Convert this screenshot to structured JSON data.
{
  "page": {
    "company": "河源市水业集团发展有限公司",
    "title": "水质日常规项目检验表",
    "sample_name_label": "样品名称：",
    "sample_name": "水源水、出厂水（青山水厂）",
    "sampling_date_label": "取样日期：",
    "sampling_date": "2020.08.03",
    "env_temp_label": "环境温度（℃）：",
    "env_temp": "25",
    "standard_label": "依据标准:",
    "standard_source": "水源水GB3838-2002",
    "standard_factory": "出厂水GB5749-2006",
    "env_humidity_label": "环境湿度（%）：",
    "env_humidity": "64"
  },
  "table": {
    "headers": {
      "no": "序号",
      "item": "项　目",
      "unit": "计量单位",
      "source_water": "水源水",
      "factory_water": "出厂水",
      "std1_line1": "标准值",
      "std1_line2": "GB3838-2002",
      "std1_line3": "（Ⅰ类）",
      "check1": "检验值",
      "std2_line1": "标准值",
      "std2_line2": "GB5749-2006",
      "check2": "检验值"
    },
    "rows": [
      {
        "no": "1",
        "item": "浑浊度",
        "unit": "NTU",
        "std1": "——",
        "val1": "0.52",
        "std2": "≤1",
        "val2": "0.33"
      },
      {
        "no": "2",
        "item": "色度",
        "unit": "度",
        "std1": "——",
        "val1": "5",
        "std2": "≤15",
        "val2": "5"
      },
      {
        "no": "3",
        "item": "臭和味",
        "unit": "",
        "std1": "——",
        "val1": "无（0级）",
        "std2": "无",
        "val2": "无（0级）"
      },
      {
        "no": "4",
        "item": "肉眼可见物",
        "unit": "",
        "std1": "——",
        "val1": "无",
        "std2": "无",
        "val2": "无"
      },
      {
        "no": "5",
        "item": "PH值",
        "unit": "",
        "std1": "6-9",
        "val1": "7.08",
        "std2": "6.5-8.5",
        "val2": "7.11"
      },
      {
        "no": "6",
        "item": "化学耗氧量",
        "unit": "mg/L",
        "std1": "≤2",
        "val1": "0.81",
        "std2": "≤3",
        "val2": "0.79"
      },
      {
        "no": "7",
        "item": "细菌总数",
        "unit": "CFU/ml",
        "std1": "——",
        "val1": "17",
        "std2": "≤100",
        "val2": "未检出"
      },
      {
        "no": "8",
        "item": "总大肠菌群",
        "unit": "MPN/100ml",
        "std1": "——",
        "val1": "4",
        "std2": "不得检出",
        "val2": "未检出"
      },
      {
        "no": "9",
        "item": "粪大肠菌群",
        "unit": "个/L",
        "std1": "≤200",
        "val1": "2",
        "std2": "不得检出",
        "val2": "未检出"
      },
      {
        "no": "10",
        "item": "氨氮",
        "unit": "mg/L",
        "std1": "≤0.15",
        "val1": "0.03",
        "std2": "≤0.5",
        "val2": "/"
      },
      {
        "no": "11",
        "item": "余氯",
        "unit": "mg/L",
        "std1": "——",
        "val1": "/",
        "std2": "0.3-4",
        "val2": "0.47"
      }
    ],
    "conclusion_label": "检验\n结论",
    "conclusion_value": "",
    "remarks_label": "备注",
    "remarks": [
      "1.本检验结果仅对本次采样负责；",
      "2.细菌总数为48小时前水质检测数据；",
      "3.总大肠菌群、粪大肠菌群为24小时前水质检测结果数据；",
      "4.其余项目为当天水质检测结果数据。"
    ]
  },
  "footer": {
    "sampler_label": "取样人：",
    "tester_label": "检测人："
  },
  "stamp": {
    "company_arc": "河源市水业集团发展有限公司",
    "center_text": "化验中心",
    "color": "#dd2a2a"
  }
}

_____

**REQUIREMENT**
Each line above must be printed exactly as it appears.

**SOLUTION**
Convert this screenshot to structured JSON data.
{
  "page": {
    "company": "河源市水业集团发展有限公司",
    "title": "水质日常规项目检验表",
    "sample_name_label": "样品名称：",
    "sample_name": "水源水、出厂水（青山水厂）",
    "sampling_date_label": "取样日期：",
    "sampling_date": "2020.08.03",
    "env_temp_label": "环境温度（℃）：",
    "env_temp": "25",
    "standard_label": "依据标准:",
    "standard_source": "水源水GB3838-2002",
    "standard_factory": "出厂水GB5749-2006",
    "env_humidity_label": "环境湿度（%）：",
    "env_humidity": "64"
  },
  "table": {
    "headers": {
      "no": "序号",
      "item": "项　目",
      "unit": "计量单位",
      "source_water": "水源水",
      "factory_water": "出厂水",
      "std1_line1": "标准值",
      "std1_line2": "GB3838-2002",
      "std1_line3": "（Ⅰ类）",
      "check1": "检验值",
      "std2_line1": "标准值",
      "std2_line2": "GB5749-2006",
      "check2": "检验值"
    },
    "rows": [
      {
        "no": "1",
        "item": "浑浊度",
        "unit": "NTU",
        "std1": "——",
        "val1": "0.52",
        "std2": "≤1",
        "val2": "0.33"
      },
      {
        "no": "2",
        "item": "色度",
        "unit": "度",
        "std1": "——",
        "val1": "5",
        "std2": "≤15",
        "val2": "5"
      },
      {
        "no": "3",
        "item": "臭和味",
        "unit": "",
        "std1": "——",
        "val1": "无（0级）",
        "std2": "无",
        "val2": "无（0级）"
      },
      {
        "no": "4",
        "item": "肉眼可见物",
        "unit": "",
        "std1": "——",
        "val1": "无",
        "std2": "无",
        "val2": "无"
      },
      {
        "no": "5",
        "item": "PH值",
        "unit": "",
        "std1": "6-9",
        "val1": "7.08",
        "std2": "6.5-8.5",
        "val2": "7.11"
      },
      {
        "no": "6",
        "item": "化学耗氧量",
        "unit": "mg/L",
        "std1": "≤2",
        "val1": "0.81",
        "std2": "≤3",
        "val2": "0.79"
      },
      {
        "no": "7",
        "item": "细菌总数",
        "unit": "CFU/ml",
        "std1": "——",
        "val1": "17",
        "std2": "≤100",
        "val2": "未检出"
      },
      {
        "no": "8",
        "item": "总大肠菌群",
        "unit": "MPN/100ml",
        "std1": "——",
        "val1": "4",
        "std2": "不得检出",
        "val2": "未检出"
      },
      {
        "no": "9",
        "item": "粪大肠菌群",
        "unit": "个/L",
        "std1": "≤200",
        "val1": "2",
        "std2": "不得检出",
        "val2": "未检出"
      },
      {
        "no": "10",
        "item": "氨氮",
        "unit": "mg/L",
        "std1": "≤0.15",
        "val1": "0.03",
        "std2": "≤0.5",
        "val2": "/"
      },
      {
        "no": "11",
        "item": "余氯",
        "unit": "mg/L",
        "std1": "——",
        "val1": "/",
        "std2": "0.3-4",
        "val2": "0.47"
      }
    ],
    "conclusion_label": "检验\n结论",
    "conclusion_value": "",
    "remarks_label": "备注",
    "remarks": [
      "1.本检验结果仅对本次采样负责；",
      "2.细菌总数为48小时前水质检测数据；",
      "3.总大肠菌群、粪大肠菌群为24小时前水质检测结果数据；",
      "4.其余项目为当天水质检测结果数据。"
    ]
  },
  "footer": {
    "sampler_label": "取样人：",
    "tester_label": "检测人："
  },
  "stamp": {
    "company_arc": "河源市水业集团发展有限公司",
    "center_text": "化验中心",
    "color": "#dd2a2a"
  }
}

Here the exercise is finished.